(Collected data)
____________________

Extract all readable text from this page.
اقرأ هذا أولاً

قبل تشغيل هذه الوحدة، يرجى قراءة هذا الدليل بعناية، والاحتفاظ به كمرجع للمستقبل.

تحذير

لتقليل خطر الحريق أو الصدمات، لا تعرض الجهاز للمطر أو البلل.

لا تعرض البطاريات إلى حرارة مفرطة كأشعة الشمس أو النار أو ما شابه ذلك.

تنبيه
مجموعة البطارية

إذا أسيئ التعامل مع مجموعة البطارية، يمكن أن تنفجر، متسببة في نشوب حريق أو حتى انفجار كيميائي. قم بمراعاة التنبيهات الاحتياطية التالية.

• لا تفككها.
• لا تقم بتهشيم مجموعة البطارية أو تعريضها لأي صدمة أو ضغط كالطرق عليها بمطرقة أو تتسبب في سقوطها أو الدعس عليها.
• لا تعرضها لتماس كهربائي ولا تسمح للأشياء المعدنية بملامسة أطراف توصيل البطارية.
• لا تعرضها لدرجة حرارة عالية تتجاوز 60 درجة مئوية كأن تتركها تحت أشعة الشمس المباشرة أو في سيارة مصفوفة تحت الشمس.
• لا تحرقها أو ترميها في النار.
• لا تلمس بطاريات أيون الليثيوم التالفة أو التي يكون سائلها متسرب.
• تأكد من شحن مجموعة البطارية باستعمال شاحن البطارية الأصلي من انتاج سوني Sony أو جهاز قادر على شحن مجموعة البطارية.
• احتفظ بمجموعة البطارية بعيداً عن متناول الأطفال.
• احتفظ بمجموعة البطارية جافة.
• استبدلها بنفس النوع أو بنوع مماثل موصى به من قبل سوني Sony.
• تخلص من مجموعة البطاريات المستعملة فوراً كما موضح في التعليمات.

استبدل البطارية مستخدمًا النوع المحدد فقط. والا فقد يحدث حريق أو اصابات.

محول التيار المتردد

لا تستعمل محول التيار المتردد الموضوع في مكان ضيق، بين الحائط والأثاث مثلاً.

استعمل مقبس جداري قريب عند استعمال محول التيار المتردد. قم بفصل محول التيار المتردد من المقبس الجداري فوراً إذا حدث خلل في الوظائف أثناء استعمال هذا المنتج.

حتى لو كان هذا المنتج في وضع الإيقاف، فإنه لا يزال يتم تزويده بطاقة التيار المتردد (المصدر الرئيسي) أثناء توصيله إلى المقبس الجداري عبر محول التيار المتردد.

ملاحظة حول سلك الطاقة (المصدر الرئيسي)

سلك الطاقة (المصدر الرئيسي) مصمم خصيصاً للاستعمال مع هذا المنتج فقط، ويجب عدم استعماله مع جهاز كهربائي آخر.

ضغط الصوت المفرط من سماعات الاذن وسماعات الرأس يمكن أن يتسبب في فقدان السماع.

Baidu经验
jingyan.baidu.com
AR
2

____________________

_Given exercise_
Write an exact transcription of every entry above.

_Exercise solution_
Extract all readable text from this page.
اقرأ هذا أولاً

قبل تشغيل هذه الوحدة، يرجى قراءة هذا الدليل بعناية، والاحتفاظ به كمرجع للمستقبل.

تحذير

لتقليل خطر الحريق أو الصدمات، لا تعرض الجهاز للمطر أو البلل.

لا تعرض البطاريات إلى حرارة مفرطة كأشعة الشمس أو النار أو ما شابه ذلك.

تنبيه
مجموعة البطارية

إذا أسيئ التعامل مع مجموعة البطارية، يمكن أن تنفجر، متسببة في نشوب حريق أو حتى انفجار كيميائي. قم بمراعاة التنبيهات الاحتياطية التالية.

• لا تفككها.
• لا تقم بتهشيم مجموعة البطارية أو تعريضها لأي صدمة أو ضغط كالطرق عليها بمطرقة أو تتسبب في سقوطها أو الدعس عليها.
• لا تعرضها لتماس كهربائي ولا تسمح للأشياء المعدنية بملامسة أطراف توصيل البطارية.
• لا تعرضها لدرجة حرارة عالية تتجاوز 60 درجة مئوية كأن تتركها تحت أشعة الشمس المباشرة أو في سيارة مصفوفة تحت الشمس.
• لا تحرقها أو ترميها في النار.
• لا تلمس بطاريات أيون الليثيوم التالفة أو التي يكون سائلها متسرب.
• تأكد من شحن مجموعة البطارية باستعمال شاحن البطارية الأصلي من انتاج سوني Sony أو جهاز قادر على شحن مجموعة البطارية.
• احتفظ بمجموعة البطارية بعيداً عن متناول الأطفال.
• احتفظ بمجموعة البطارية جافة.
• استبدلها بنفس النوع أو بنوع مماثل موصى به من قبل سوني Sony.
• تخلص من مجموعة البطاريات المستعملة فوراً كما موضح في التعليمات.

استبدل البطارية مستخدمًا النوع المحدد فقط. والا فقد يحدث حريق أو اصابات.

محول التيار المتردد

لا تستعمل محول التيار المتردد الموضوع في مكان ضيق، بين الحائط والأثاث مثلاً.

استعمل مقبس جداري قريب عند استعمال محول التيار المتردد. قم بفصل محول التيار المتردد من المقبس الجداري فوراً إذا حدث خلل في الوظائف أثناء استعمال هذا المنتج.

حتى لو كان هذا المنتج في وضع الإيقاف، فإنه لا يزال يتم تزويده بطاقة التيار المتردد (المصدر الرئيسي) أثناء توصيله إلى المقبس الجداري عبر محول التيار المتردد.

ملاحظة حول سلك الطاقة (المصدر الرئيسي)

سلك الطاقة (المصدر الرئيسي) مصمم خصيصاً للاستعمال مع هذا المنتج فقط، ويجب عدم استعماله مع جهاز كهربائي آخر.

ضغط الصوت المفرط من سماعات الاذن وسماعات الرأس يمكن أن يتسبب في فقدان السماع.

Baidu经验
jingyan.baidu.com
AR
2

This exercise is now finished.